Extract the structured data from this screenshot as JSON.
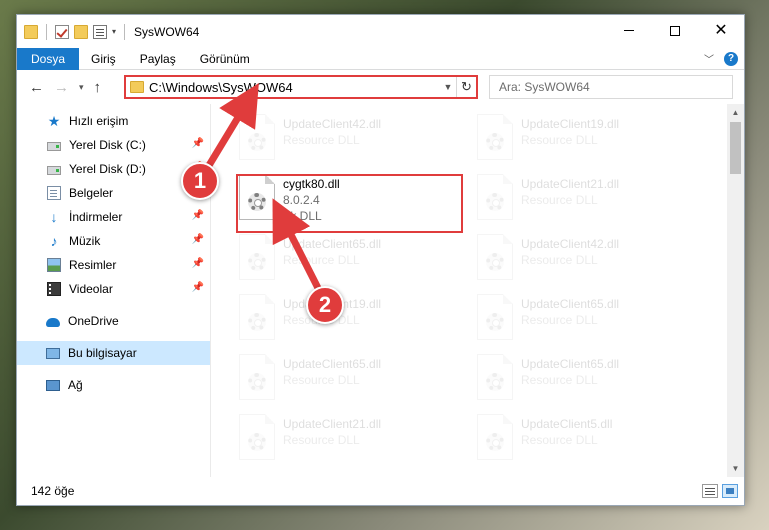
{
  "window": {
    "title": "SysWOW64",
    "quick_access_caret": "▾"
  },
  "ribbon": {
    "tabs": [
      {
        "label": "Dosya",
        "active": true
      },
      {
        "label": "Giriş",
        "active": false
      },
      {
        "label": "Paylaş",
        "active": false
      },
      {
        "label": "Görünüm",
        "active": false
      }
    ],
    "help": "?"
  },
  "address": {
    "path": "C:\\Windows\\SysWOW64",
    "search_placeholder": "Ara: SysWOW64"
  },
  "sidebar": {
    "items": [
      {
        "label": "Hızlı erişim",
        "icon": "star-icon",
        "pinned": false
      },
      {
        "label": "Yerel Disk (C:)",
        "icon": "disk-icon",
        "pinned": true
      },
      {
        "label": "Yerel Disk (D:)",
        "icon": "disk-icon",
        "pinned": true
      },
      {
        "label": "Belgeler",
        "icon": "documents-icon",
        "pinned": true
      },
      {
        "label": "İndirmeler",
        "icon": "download-icon",
        "pinned": true
      },
      {
        "label": "Müzik",
        "icon": "music-icon",
        "pinned": true
      },
      {
        "label": "Resimler",
        "icon": "pictures-icon",
        "pinned": true
      },
      {
        "label": "Videolar",
        "icon": "videos-icon",
        "pinned": true
      },
      {
        "label": "OneDrive",
        "icon": "onedrive-icon",
        "pinned": false
      },
      {
        "label": "Bu bilgisayar",
        "icon": "this-pc-icon",
        "pinned": false,
        "selected": true
      },
      {
        "label": "Ağ",
        "icon": "network-icon",
        "pinned": false
      }
    ]
  },
  "files": {
    "highlighted": {
      "name": "cygtk80.dll",
      "version": "8.0.2.4",
      "type": "Tk DLL"
    },
    "left_column": [
      {
        "name": "UpdateClient42.dll",
        "type": "Resource DLL"
      },
      {
        "name": "UpdateClient65.dll",
        "type": "Resource DLL"
      },
      {
        "name": "UpdateClient19.dll",
        "type": "Resource DLL"
      },
      {
        "name": "UpdateClient65.dll",
        "type": "Resource DLL"
      },
      {
        "name": "UpdateClient21.dll",
        "type": "Resource DLL"
      }
    ],
    "right_column": [
      {
        "name": "UpdateClient19.dll",
        "type": "Resource DLL"
      },
      {
        "name": "UpdateClient21.dll",
        "type": "Resource DLL"
      },
      {
        "name": "UpdateClient42.dll",
        "type": "Resource DLL"
      },
      {
        "name": "UpdateClient65.dll",
        "type": "Resource DLL"
      },
      {
        "name": "UpdateClient65.dll",
        "type": "Resource DLL"
      },
      {
        "name": "UpdateClient5.dll",
        "type": "Resource DLL"
      }
    ]
  },
  "status": {
    "item_count": "142 öğe"
  },
  "annotations": {
    "step1": "1",
    "step2": "2",
    "color": "#e03c3c"
  }
}
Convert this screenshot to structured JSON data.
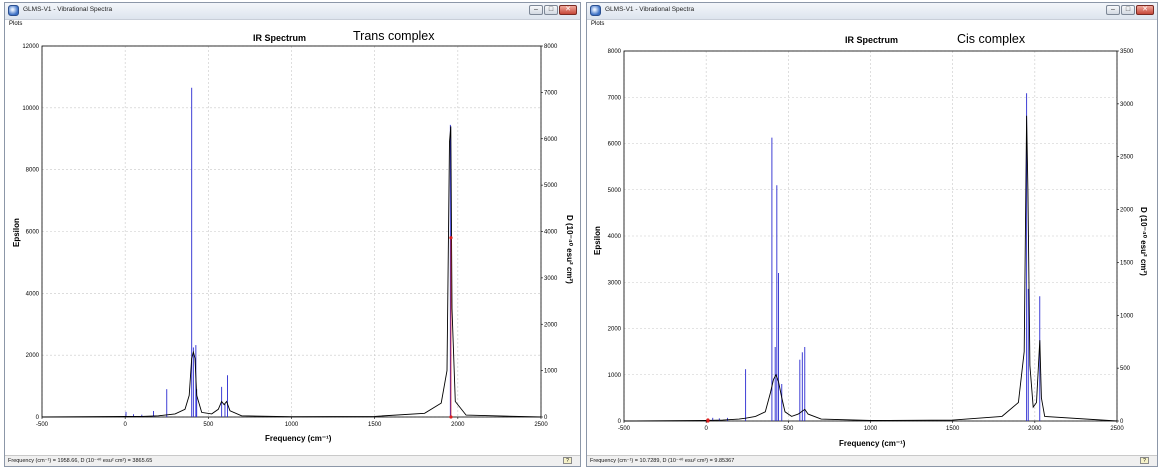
{
  "windows": [
    {
      "id": "trans",
      "title": "GLMS-V1 - Vibrational Spectra",
      "menu": "Plots",
      "status": "Frequency (cm⁻¹) = 1958.66, D (10⁻⁴⁰ esu² cm²) = 3865.65",
      "chart_title": "IR Spectrum",
      "annotation": "Trans complex"
    },
    {
      "id": "cis",
      "title": "GLMS-V1 - Vibrational Spectra",
      "menu": "Plots",
      "status": "Frequency (cm⁻¹) = 10.7289, D (10⁻⁴⁰ esu² cm²) = 9.85367",
      "chart_title": "IR Spectrum",
      "annotation": "Cis complex"
    }
  ],
  "window_buttons": {
    "minimize": "–",
    "maximize": "□",
    "close": "✕"
  },
  "status_button": "?",
  "colors": {
    "curve": "#000000",
    "stick": "#2a2ad0",
    "grid": "#c8c8c8",
    "marker": "#e02020"
  },
  "chart_data": [
    {
      "type": "line",
      "title": "IR Spectrum",
      "xlabel": "Frequency (cm⁻¹)",
      "ylabel": "Epsilon",
      "y2label": "D (10⁻⁴⁰ esu² cm²)",
      "xlim": [
        -500,
        2500
      ],
      "ylim": [
        0,
        12000
      ],
      "y2lim": [
        0,
        8000
      ],
      "xticks": [
        -500,
        0,
        500,
        1000,
        1500,
        2000,
        2500
      ],
      "yticks": [
        0,
        2000,
        4000,
        6000,
        8000,
        10000,
        12000
      ],
      "y2ticks": [
        0,
        1000,
        2000,
        3000,
        4000,
        5000,
        6000,
        7000,
        8000
      ],
      "grid": true,
      "sticks_D": [
        [
          5,
          110
        ],
        [
          50,
          60
        ],
        [
          100,
          50
        ],
        [
          170,
          130
        ],
        [
          250,
          600
        ],
        [
          400,
          7100
        ],
        [
          410,
          1500
        ],
        [
          425,
          1550
        ],
        [
          430,
          600
        ],
        [
          580,
          650
        ],
        [
          600,
          300
        ],
        [
          615,
          900
        ],
        [
          1955,
          6300
        ]
      ],
      "epsilon_curve": [
        [
          -500,
          0
        ],
        [
          0,
          15
        ],
        [
          100,
          20
        ],
        [
          200,
          40
        ],
        [
          240,
          60
        ],
        [
          300,
          100
        ],
        [
          360,
          250
        ],
        [
          385,
          700
        ],
        [
          400,
          1900
        ],
        [
          410,
          2100
        ],
        [
          420,
          1900
        ],
        [
          430,
          700
        ],
        [
          460,
          150
        ],
        [
          520,
          100
        ],
        [
          560,
          250
        ],
        [
          580,
          500
        ],
        [
          595,
          400
        ],
        [
          610,
          500
        ],
        [
          630,
          200
        ],
        [
          700,
          40
        ],
        [
          1000,
          10
        ],
        [
          1500,
          20
        ],
        [
          1800,
          120
        ],
        [
          1900,
          450
        ],
        [
          1935,
          1500
        ],
        [
          1950,
          8900
        ],
        [
          1958,
          9400
        ],
        [
          1965,
          3500
        ],
        [
          1985,
          500
        ],
        [
          2050,
          60
        ],
        [
          2500,
          0
        ]
      ],
      "marker": [
        1958.66,
        3865.65
      ]
    },
    {
      "type": "line",
      "title": "IR Spectrum",
      "xlabel": "Frequency (cm⁻¹)",
      "ylabel": "Epsilon",
      "y2label": "D (10⁻⁴⁰ esu² cm²)",
      "xlim": [
        -500,
        2500
      ],
      "ylim": [
        0,
        8000
      ],
      "y2lim": [
        0,
        3500
      ],
      "xticks": [
        -500,
        0,
        500,
        1000,
        1500,
        2000,
        2500
      ],
      "yticks": [
        0,
        1000,
        2000,
        3000,
        4000,
        5000,
        6000,
        7000,
        8000
      ],
      "y2ticks": [
        0,
        500,
        1000,
        1500,
        2000,
        2500,
        3000,
        3500
      ],
      "grid": true,
      "sticks_D": [
        [
          40,
          30
        ],
        [
          80,
          25
        ],
        [
          130,
          30
        ],
        [
          240,
          490
        ],
        [
          400,
          2680
        ],
        [
          420,
          700
        ],
        [
          430,
          2230
        ],
        [
          440,
          1400
        ],
        [
          460,
          350
        ],
        [
          570,
          580
        ],
        [
          585,
          650
        ],
        [
          600,
          700
        ],
        [
          1950,
          3100
        ],
        [
          1960,
          1250
        ],
        [
          2030,
          1180
        ]
      ],
      "epsilon_curve": [
        [
          -500,
          0
        ],
        [
          0,
          10
        ],
        [
          100,
          20
        ],
        [
          200,
          40
        ],
        [
          240,
          60
        ],
        [
          300,
          100
        ],
        [
          360,
          200
        ],
        [
          390,
          600
        ],
        [
          410,
          900
        ],
        [
          425,
          1000
        ],
        [
          440,
          850
        ],
        [
          460,
          500
        ],
        [
          480,
          200
        ],
        [
          520,
          100
        ],
        [
          560,
          150
        ],
        [
          580,
          200
        ],
        [
          600,
          250
        ],
        [
          620,
          150
        ],
        [
          700,
          40
        ],
        [
          1000,
          10
        ],
        [
          1500,
          20
        ],
        [
          1800,
          100
        ],
        [
          1900,
          400
        ],
        [
          1935,
          1500
        ],
        [
          1950,
          6600
        ],
        [
          1958,
          5000
        ],
        [
          1970,
          1200
        ],
        [
          1990,
          300
        ],
        [
          2010,
          400
        ],
        [
          2030,
          1750
        ],
        [
          2040,
          500
        ],
        [
          2060,
          100
        ],
        [
          2500,
          0
        ]
      ],
      "marker": [
        10.7289,
        9.85367
      ]
    }
  ]
}
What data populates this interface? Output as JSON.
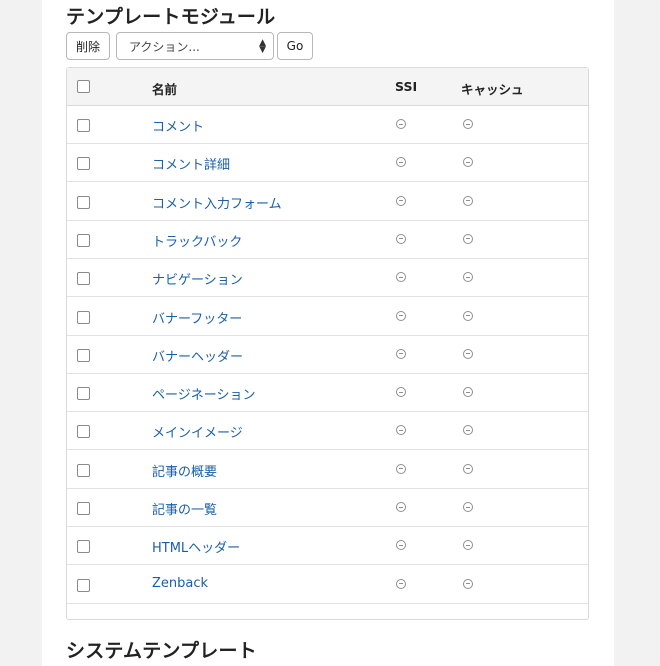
{
  "section_title": "テンプレートモジュール",
  "next_section_title": "システムテンプレート",
  "actions": {
    "delete_label": "削除",
    "select_value": "アクション...",
    "go_label": "Go"
  },
  "table": {
    "headers": {
      "name": "名前",
      "ssi": "SSI",
      "cache": "キャッシュ"
    },
    "rows": [
      {
        "name": "コメント",
        "ssi": "off",
        "cache": "off"
      },
      {
        "name": "コメント詳細",
        "ssi": "off",
        "cache": "off"
      },
      {
        "name": "コメント入力フォーム",
        "ssi": "off",
        "cache": "off"
      },
      {
        "name": "トラックバック",
        "ssi": "off",
        "cache": "off"
      },
      {
        "name": "ナビゲーション",
        "ssi": "off",
        "cache": "off"
      },
      {
        "name": "バナーフッター",
        "ssi": "off",
        "cache": "off"
      },
      {
        "name": "バナーヘッダー",
        "ssi": "off",
        "cache": "off"
      },
      {
        "name": "ページネーション",
        "ssi": "off",
        "cache": "off"
      },
      {
        "name": "メインイメージ",
        "ssi": "off",
        "cache": "off"
      },
      {
        "name": "記事の概要",
        "ssi": "off",
        "cache": "off"
      },
      {
        "name": "記事の一覧",
        "ssi": "off",
        "cache": "off"
      },
      {
        "name": "HTMLヘッダー",
        "ssi": "off",
        "cache": "off"
      },
      {
        "name": "Zenback",
        "ssi": "off",
        "cache": "off"
      }
    ]
  },
  "colors": {
    "link": "#1b5fa8",
    "header_bg": "#f4f4f4",
    "border": "#d9d9d9"
  },
  "icons": {
    "status_off": "minus-circle-icon",
    "select_arrow": "updown-caret-icon"
  }
}
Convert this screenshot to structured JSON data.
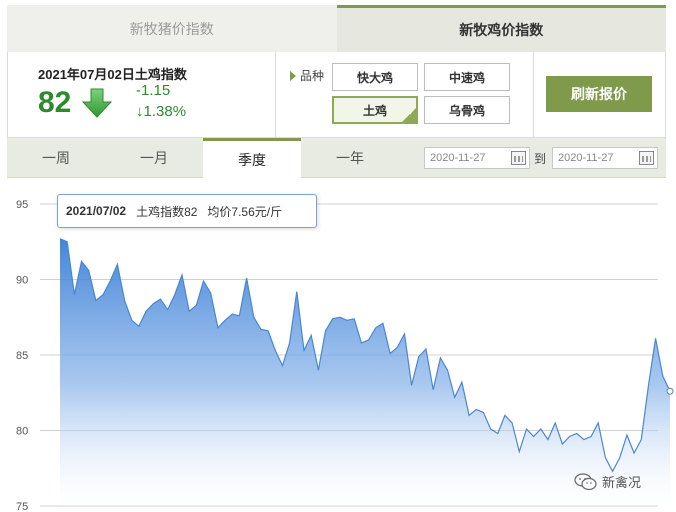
{
  "tabs": {
    "pig": "新牧猪价指数",
    "chicken": "新牧鸡价指数"
  },
  "index": {
    "title": "2021年07月02日土鸡指数",
    "value": "82",
    "change": "-1.15",
    "pct": "↓1.38%"
  },
  "variety": {
    "label": "品种",
    "options": [
      "快大鸡",
      "中速鸡",
      "土鸡",
      "乌骨鸡"
    ],
    "selected": "土鸡"
  },
  "refresh_label": "刷新报价",
  "periods": [
    "一周",
    "一月",
    "季度",
    "一年"
  ],
  "active_period": "季度",
  "date_range": {
    "from": "2020-11-27",
    "to_label": "到",
    "to": "2020-11-27"
  },
  "tooltip": {
    "date": "2021/07/02",
    "index_text": "土鸡指数82",
    "avg_text": "均价7.56元/斤"
  },
  "watermark": "新禽况",
  "colors": {
    "accent": "#7f9a4a",
    "up_down": "#2d8a2d",
    "line": "#4a86d0"
  },
  "chart_data": {
    "type": "area",
    "ylim": [
      75,
      95
    ],
    "yticks": [
      95,
      90,
      85,
      80,
      75
    ],
    "grid": true,
    "values": [
      92.7,
      92.5,
      89,
      91.2,
      90.6,
      88.6,
      89,
      89.9,
      91,
      88.6,
      87.3,
      86.9,
      87.9,
      88.4,
      88.7,
      88,
      89,
      90.3,
      87.9,
      88.3,
      89.9,
      89.1,
      86.8,
      87.3,
      87.7,
      87.6,
      90.1,
      87.5,
      86.7,
      86.6,
      85.3,
      84.3,
      85.8,
      89.2,
      85.3,
      86.3,
      84,
      86.6,
      87.4,
      87.5,
      87.3,
      87.4,
      85.8,
      86,
      86.8,
      87.1,
      85.1,
      85.5,
      86.4,
      83,
      84.9,
      85.4,
      82.7,
      84.8,
      84,
      82.2,
      83.2,
      81,
      81.4,
      81.2,
      80.1,
      79.8,
      81,
      80.5,
      78.6,
      80.1,
      79.6,
      80.1,
      79.4,
      80.5,
      79.1,
      79.6,
      79.8,
      79.4,
      79.6,
      80.5,
      78.2,
      77.3,
      78.2,
      79.7,
      78.5,
      79.4,
      83,
      86.1,
      83.6,
      82.6
    ]
  }
}
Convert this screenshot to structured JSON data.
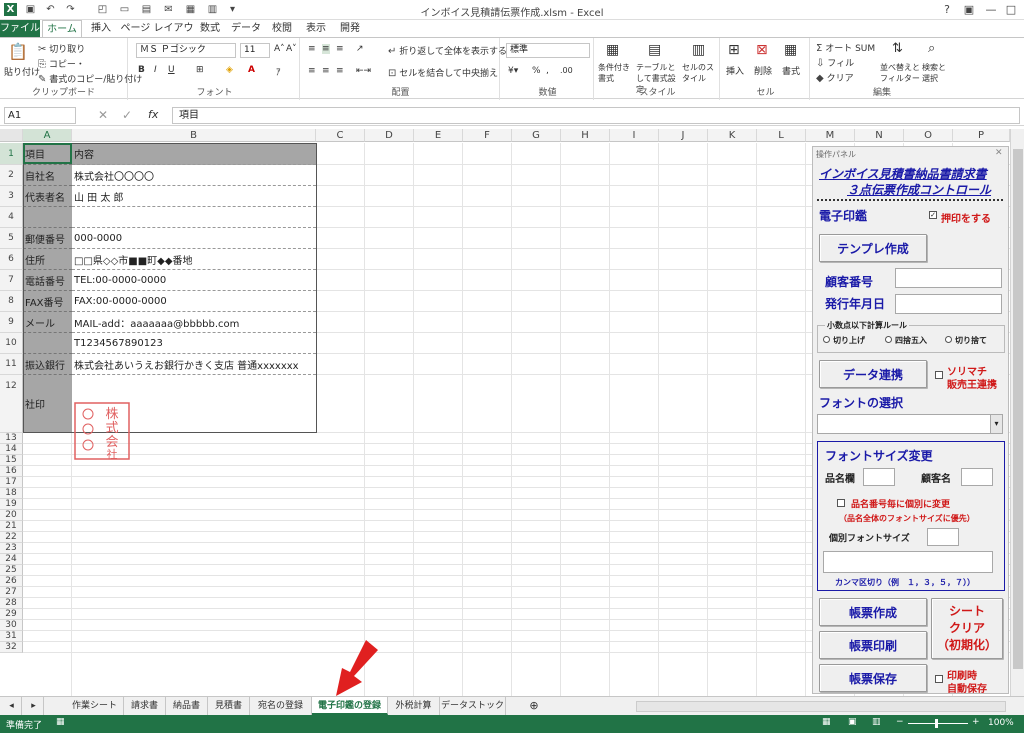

* [INSTRUCTION]:
Go through the listing above and locate each line that holds the word "esu²". Copy those lines.

* [ANSWER TO THE EXERCISE]:
      "status": "Frequency (cm⁻¹) = 1958.66, D (10⁻⁴⁰ esu² cm²) = 3865.65",
      "status": "Frequency (cm⁻¹) = 10.7289, D (10⁻⁴⁰ esu² cm²) = 9.85367",
      "y2label": "D (10⁻⁴⁰ esu² cm²)",
      "y2label": "D (10⁻⁴⁰ esu² cm²)",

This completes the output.